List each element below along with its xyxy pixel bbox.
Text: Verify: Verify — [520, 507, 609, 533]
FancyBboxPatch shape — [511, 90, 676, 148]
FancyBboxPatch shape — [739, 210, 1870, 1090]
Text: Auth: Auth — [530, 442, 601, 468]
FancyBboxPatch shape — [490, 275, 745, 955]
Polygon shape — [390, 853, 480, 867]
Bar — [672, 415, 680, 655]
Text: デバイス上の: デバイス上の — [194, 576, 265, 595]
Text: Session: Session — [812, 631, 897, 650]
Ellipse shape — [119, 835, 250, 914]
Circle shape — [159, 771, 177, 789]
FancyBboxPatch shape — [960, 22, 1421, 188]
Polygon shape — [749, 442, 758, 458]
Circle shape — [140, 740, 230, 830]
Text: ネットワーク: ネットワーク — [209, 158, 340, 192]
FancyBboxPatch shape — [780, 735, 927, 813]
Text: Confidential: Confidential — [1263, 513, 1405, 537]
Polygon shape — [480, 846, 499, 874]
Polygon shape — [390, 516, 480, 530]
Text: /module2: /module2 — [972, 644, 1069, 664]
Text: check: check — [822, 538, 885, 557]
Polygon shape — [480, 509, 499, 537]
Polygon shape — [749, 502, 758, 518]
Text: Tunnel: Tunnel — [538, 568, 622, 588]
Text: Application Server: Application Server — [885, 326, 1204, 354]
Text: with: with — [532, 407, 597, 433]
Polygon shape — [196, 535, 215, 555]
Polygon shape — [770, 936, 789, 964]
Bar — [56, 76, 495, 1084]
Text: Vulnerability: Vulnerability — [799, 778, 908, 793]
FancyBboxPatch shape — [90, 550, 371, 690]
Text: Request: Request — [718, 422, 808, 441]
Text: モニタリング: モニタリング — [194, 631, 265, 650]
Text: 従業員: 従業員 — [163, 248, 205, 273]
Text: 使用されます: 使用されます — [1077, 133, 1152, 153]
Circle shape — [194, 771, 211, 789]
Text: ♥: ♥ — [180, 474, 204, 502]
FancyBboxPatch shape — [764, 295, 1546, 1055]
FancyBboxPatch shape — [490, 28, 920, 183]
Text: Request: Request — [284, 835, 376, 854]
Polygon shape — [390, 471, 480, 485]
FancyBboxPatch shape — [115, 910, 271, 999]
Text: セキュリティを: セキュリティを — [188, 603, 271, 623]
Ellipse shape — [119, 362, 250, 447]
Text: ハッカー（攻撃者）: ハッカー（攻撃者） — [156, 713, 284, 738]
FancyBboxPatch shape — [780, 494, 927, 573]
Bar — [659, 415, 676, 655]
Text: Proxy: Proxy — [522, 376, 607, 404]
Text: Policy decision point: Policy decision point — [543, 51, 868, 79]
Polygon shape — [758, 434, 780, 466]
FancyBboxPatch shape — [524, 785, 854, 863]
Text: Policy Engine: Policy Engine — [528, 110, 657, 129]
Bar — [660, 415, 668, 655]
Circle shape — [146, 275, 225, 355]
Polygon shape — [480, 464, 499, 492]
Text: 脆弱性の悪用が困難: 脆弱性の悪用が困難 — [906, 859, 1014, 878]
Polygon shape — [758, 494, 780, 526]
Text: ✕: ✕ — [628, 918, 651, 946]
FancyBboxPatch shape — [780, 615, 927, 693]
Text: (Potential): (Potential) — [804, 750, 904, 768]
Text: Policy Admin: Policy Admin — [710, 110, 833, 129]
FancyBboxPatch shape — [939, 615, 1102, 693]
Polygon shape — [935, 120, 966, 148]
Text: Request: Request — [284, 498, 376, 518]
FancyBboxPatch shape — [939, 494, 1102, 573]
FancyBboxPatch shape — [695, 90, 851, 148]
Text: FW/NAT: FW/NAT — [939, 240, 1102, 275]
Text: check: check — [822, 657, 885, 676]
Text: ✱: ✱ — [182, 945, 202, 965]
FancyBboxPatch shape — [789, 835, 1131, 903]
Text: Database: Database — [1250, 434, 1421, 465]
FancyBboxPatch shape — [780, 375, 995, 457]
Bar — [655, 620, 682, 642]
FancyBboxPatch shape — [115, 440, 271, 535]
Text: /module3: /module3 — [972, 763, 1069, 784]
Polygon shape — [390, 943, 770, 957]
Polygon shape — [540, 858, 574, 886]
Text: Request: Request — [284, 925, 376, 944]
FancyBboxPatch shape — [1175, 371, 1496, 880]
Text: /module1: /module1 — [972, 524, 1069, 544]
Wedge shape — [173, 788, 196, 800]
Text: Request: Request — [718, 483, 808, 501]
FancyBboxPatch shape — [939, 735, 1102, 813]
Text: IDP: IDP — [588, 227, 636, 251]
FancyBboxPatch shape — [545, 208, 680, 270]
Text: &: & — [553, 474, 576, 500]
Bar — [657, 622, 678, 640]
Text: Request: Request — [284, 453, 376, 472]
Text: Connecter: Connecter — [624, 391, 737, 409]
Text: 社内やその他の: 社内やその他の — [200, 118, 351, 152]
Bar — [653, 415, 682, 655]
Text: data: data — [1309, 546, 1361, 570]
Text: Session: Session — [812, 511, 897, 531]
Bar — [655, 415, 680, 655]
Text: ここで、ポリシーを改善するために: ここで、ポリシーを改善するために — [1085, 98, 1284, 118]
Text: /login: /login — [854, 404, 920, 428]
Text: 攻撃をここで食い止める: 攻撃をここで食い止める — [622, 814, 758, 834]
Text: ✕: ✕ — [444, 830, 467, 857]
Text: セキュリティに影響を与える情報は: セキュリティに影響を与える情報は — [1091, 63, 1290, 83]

_Written task_: Print all of the lines above again, word for word and with nothing changed.

_Result for this task_:
List each element below along with its xyxy pixel bbox.
Text: Verify: Verify — [520, 507, 609, 533]
FancyBboxPatch shape — [511, 90, 676, 148]
FancyBboxPatch shape — [739, 210, 1870, 1090]
Text: Auth: Auth — [530, 442, 601, 468]
FancyBboxPatch shape — [490, 275, 745, 955]
Polygon shape — [390, 853, 480, 867]
Bar — [672, 415, 680, 655]
Text: デバイス上の: デバイス上の — [194, 576, 265, 595]
Text: Session: Session — [812, 631, 897, 650]
Ellipse shape — [119, 835, 250, 914]
Circle shape — [159, 771, 177, 789]
FancyBboxPatch shape — [960, 22, 1421, 188]
Polygon shape — [749, 442, 758, 458]
Circle shape — [140, 740, 230, 830]
Text: ネットワーク: ネットワーク — [209, 158, 340, 192]
FancyBboxPatch shape — [780, 735, 927, 813]
Text: Confidential: Confidential — [1263, 513, 1405, 537]
Polygon shape — [480, 846, 499, 874]
Polygon shape — [390, 516, 480, 530]
Text: /module2: /module2 — [972, 644, 1069, 664]
Text: check: check — [822, 538, 885, 557]
Polygon shape — [480, 509, 499, 537]
Polygon shape — [749, 502, 758, 518]
Text: Tunnel: Tunnel — [538, 568, 622, 588]
Text: Application Server: Application Server — [885, 326, 1204, 354]
Text: with: with — [532, 407, 597, 433]
Polygon shape — [196, 535, 215, 555]
Polygon shape — [770, 936, 789, 964]
Bar — [56, 76, 495, 1084]
Text: Vulnerability: Vulnerability — [799, 778, 908, 793]
FancyBboxPatch shape — [90, 550, 371, 690]
Text: Request: Request — [718, 422, 808, 441]
Text: モニタリング: モニタリング — [194, 631, 265, 650]
Text: 従業員: 従業員 — [163, 248, 205, 273]
Text: 使用されます: 使用されます — [1077, 133, 1152, 153]
Circle shape — [194, 771, 211, 789]
Text: ♥: ♥ — [180, 474, 204, 502]
FancyBboxPatch shape — [764, 295, 1546, 1055]
FancyBboxPatch shape — [490, 28, 920, 183]
Text: Request: Request — [284, 835, 376, 854]
Polygon shape — [390, 471, 480, 485]
FancyBboxPatch shape — [115, 910, 271, 999]
Text: セキュリティを: セキュリティを — [188, 603, 271, 623]
Ellipse shape — [119, 362, 250, 447]
Text: ハッカー（攻撃者）: ハッカー（攻撃者） — [156, 713, 284, 738]
FancyBboxPatch shape — [780, 494, 927, 573]
Bar — [659, 415, 676, 655]
Text: Proxy: Proxy — [522, 376, 607, 404]
Text: Policy decision point: Policy decision point — [543, 51, 868, 79]
Polygon shape — [758, 434, 780, 466]
FancyBboxPatch shape — [524, 785, 854, 863]
Text: Policy Engine: Policy Engine — [528, 110, 657, 129]
Bar — [660, 415, 668, 655]
Circle shape — [146, 275, 225, 355]
Polygon shape — [480, 464, 499, 492]
Text: 脆弱性の悪用が困難: 脆弱性の悪用が困難 — [906, 859, 1014, 878]
Polygon shape — [758, 494, 780, 526]
Text: ✕: ✕ — [628, 918, 651, 946]
FancyBboxPatch shape — [780, 615, 927, 693]
Text: (Potential): (Potential) — [804, 750, 904, 768]
Text: Policy Admin: Policy Admin — [710, 110, 833, 129]
FancyBboxPatch shape — [939, 615, 1102, 693]
Polygon shape — [935, 120, 966, 148]
Text: Request: Request — [284, 498, 376, 518]
FancyBboxPatch shape — [939, 494, 1102, 573]
FancyBboxPatch shape — [695, 90, 851, 148]
Text: FW/NAT: FW/NAT — [939, 240, 1102, 275]
Text: check: check — [822, 657, 885, 676]
Text: ✱: ✱ — [182, 945, 202, 965]
FancyBboxPatch shape — [789, 835, 1131, 903]
Text: Database: Database — [1250, 434, 1421, 465]
FancyBboxPatch shape — [780, 375, 995, 457]
Bar — [655, 620, 682, 642]
FancyBboxPatch shape — [115, 440, 271, 535]
Text: /module3: /module3 — [972, 763, 1069, 784]
Polygon shape — [390, 943, 770, 957]
Polygon shape — [540, 858, 574, 886]
Text: Request: Request — [284, 925, 376, 944]
FancyBboxPatch shape — [1175, 371, 1496, 880]
Text: /module1: /module1 — [972, 524, 1069, 544]
Wedge shape — [173, 788, 196, 800]
Text: Request: Request — [718, 483, 808, 501]
FancyBboxPatch shape — [939, 735, 1102, 813]
Text: IDP: IDP — [588, 227, 636, 251]
FancyBboxPatch shape — [545, 208, 680, 270]
Text: &: & — [553, 474, 576, 500]
Bar — [657, 622, 678, 640]
Text: Request: Request — [284, 453, 376, 472]
Text: Connecter: Connecter — [624, 391, 737, 409]
Text: 社内やその他の: 社内やその他の — [200, 118, 351, 152]
Bar — [653, 415, 682, 655]
Text: data: data — [1309, 546, 1361, 570]
Text: Session: Session — [812, 511, 897, 531]
Bar — [655, 415, 680, 655]
Text: ここで、ポリシーを改善するために: ここで、ポリシーを改善するために — [1085, 98, 1284, 118]
Text: /login: /login — [854, 404, 920, 428]
Text: 攻撃をここで食い止める: 攻撃をここで食い止める — [622, 814, 758, 834]
Text: ✕: ✕ — [444, 830, 467, 857]
Text: セキュリティに影響を与える情報は: セキュリティに影響を与える情報は — [1091, 63, 1290, 83]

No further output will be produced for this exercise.